Exercise description: Return the data exactly, with all pictures removed.

Exercise inputs:
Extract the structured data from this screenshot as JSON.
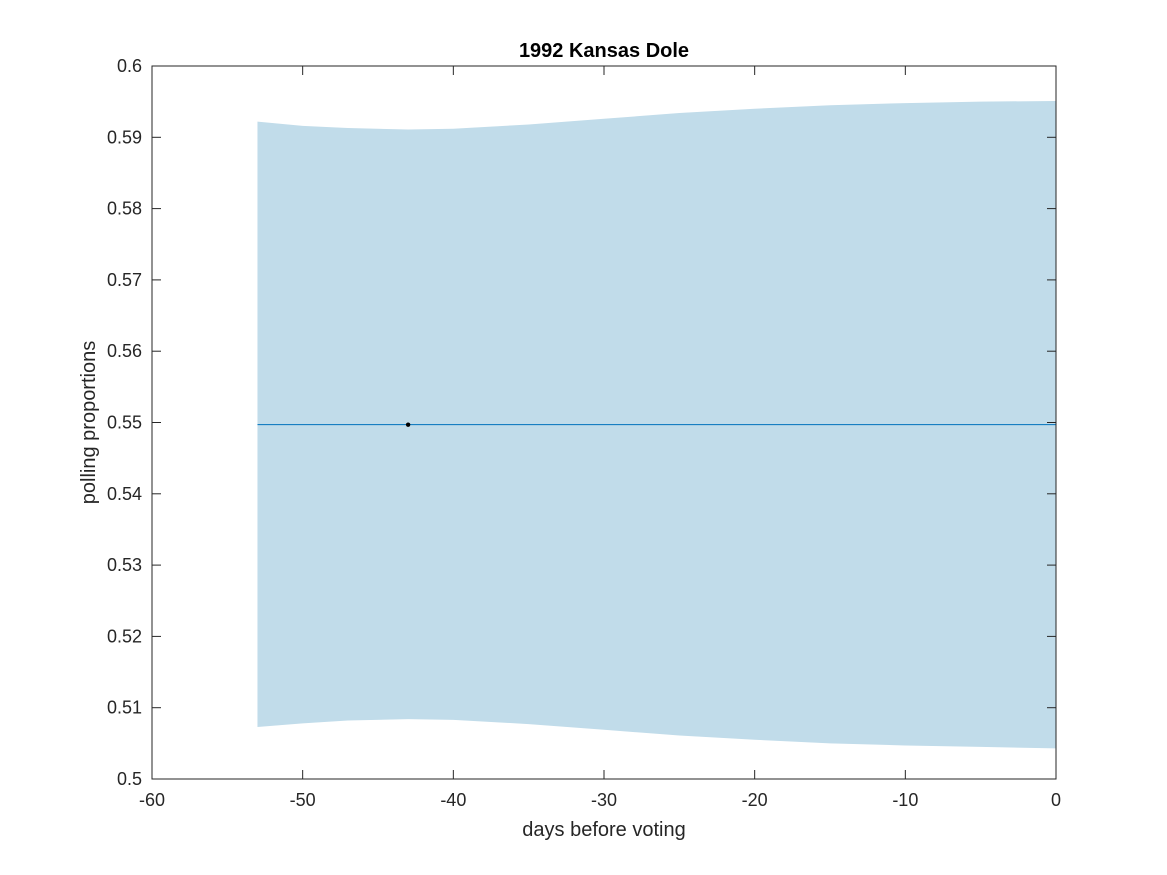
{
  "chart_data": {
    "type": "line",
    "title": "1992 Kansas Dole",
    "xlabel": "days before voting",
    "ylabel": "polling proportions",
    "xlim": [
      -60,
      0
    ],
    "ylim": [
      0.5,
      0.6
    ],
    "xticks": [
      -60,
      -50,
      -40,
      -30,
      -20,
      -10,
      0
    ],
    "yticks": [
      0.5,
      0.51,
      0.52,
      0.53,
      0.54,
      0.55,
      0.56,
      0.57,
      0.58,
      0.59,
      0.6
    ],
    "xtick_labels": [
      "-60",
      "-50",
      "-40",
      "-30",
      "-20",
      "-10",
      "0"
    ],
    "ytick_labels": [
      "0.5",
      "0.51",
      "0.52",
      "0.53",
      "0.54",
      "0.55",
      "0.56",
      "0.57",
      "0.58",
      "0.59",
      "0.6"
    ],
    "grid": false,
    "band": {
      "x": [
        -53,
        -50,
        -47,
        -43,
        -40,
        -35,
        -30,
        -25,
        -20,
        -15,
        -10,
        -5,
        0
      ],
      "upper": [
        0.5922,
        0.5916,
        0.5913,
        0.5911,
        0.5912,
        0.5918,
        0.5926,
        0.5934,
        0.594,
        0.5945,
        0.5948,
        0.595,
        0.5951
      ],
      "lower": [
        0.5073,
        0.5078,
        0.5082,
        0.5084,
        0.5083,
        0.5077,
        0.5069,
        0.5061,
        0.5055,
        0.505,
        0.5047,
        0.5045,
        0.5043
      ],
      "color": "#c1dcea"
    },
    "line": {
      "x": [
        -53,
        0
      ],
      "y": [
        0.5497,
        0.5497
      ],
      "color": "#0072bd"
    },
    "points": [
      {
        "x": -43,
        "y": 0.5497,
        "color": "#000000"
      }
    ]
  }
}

Task response:
Extract the structured data from this screenshot as JSON.
{
  "chart_data": {
    "type": "line",
    "title": "1992 Kansas Dole",
    "xlabel": "days before voting",
    "ylabel": "polling proportions",
    "xlim": [
      -60,
      0
    ],
    "ylim": [
      0.5,
      0.6
    ],
    "xticks": [
      -60,
      -50,
      -40,
      -30,
      -20,
      -10,
      0
    ],
    "yticks": [
      0.5,
      0.51,
      0.52,
      0.53,
      0.54,
      0.55,
      0.56,
      0.57,
      0.58,
      0.59,
      0.6
    ],
    "xtick_labels": [
      "-60",
      "-50",
      "-40",
      "-30",
      "-20",
      "-10",
      "0"
    ],
    "ytick_labels": [
      "0.5",
      "0.51",
      "0.52",
      "0.53",
      "0.54",
      "0.55",
      "0.56",
      "0.57",
      "0.58",
      "0.59",
      "0.6"
    ],
    "grid": false,
    "band": {
      "x": [
        -53,
        -50,
        -47,
        -43,
        -40,
        -35,
        -30,
        -25,
        -20,
        -15,
        -10,
        -5,
        0
      ],
      "upper": [
        0.5922,
        0.5916,
        0.5913,
        0.5911,
        0.5912,
        0.5918,
        0.5926,
        0.5934,
        0.594,
        0.5945,
        0.5948,
        0.595,
        0.5951
      ],
      "lower": [
        0.5073,
        0.5078,
        0.5082,
        0.5084,
        0.5083,
        0.5077,
        0.5069,
        0.5061,
        0.5055,
        0.505,
        0.5047,
        0.5045,
        0.5043
      ],
      "color": "#c1dcea"
    },
    "line": {
      "x": [
        -53,
        0
      ],
      "y": [
        0.5497,
        0.5497
      ],
      "color": "#0072bd"
    },
    "points": [
      {
        "x": -43,
        "y": 0.5497,
        "color": "#000000"
      }
    ]
  }
}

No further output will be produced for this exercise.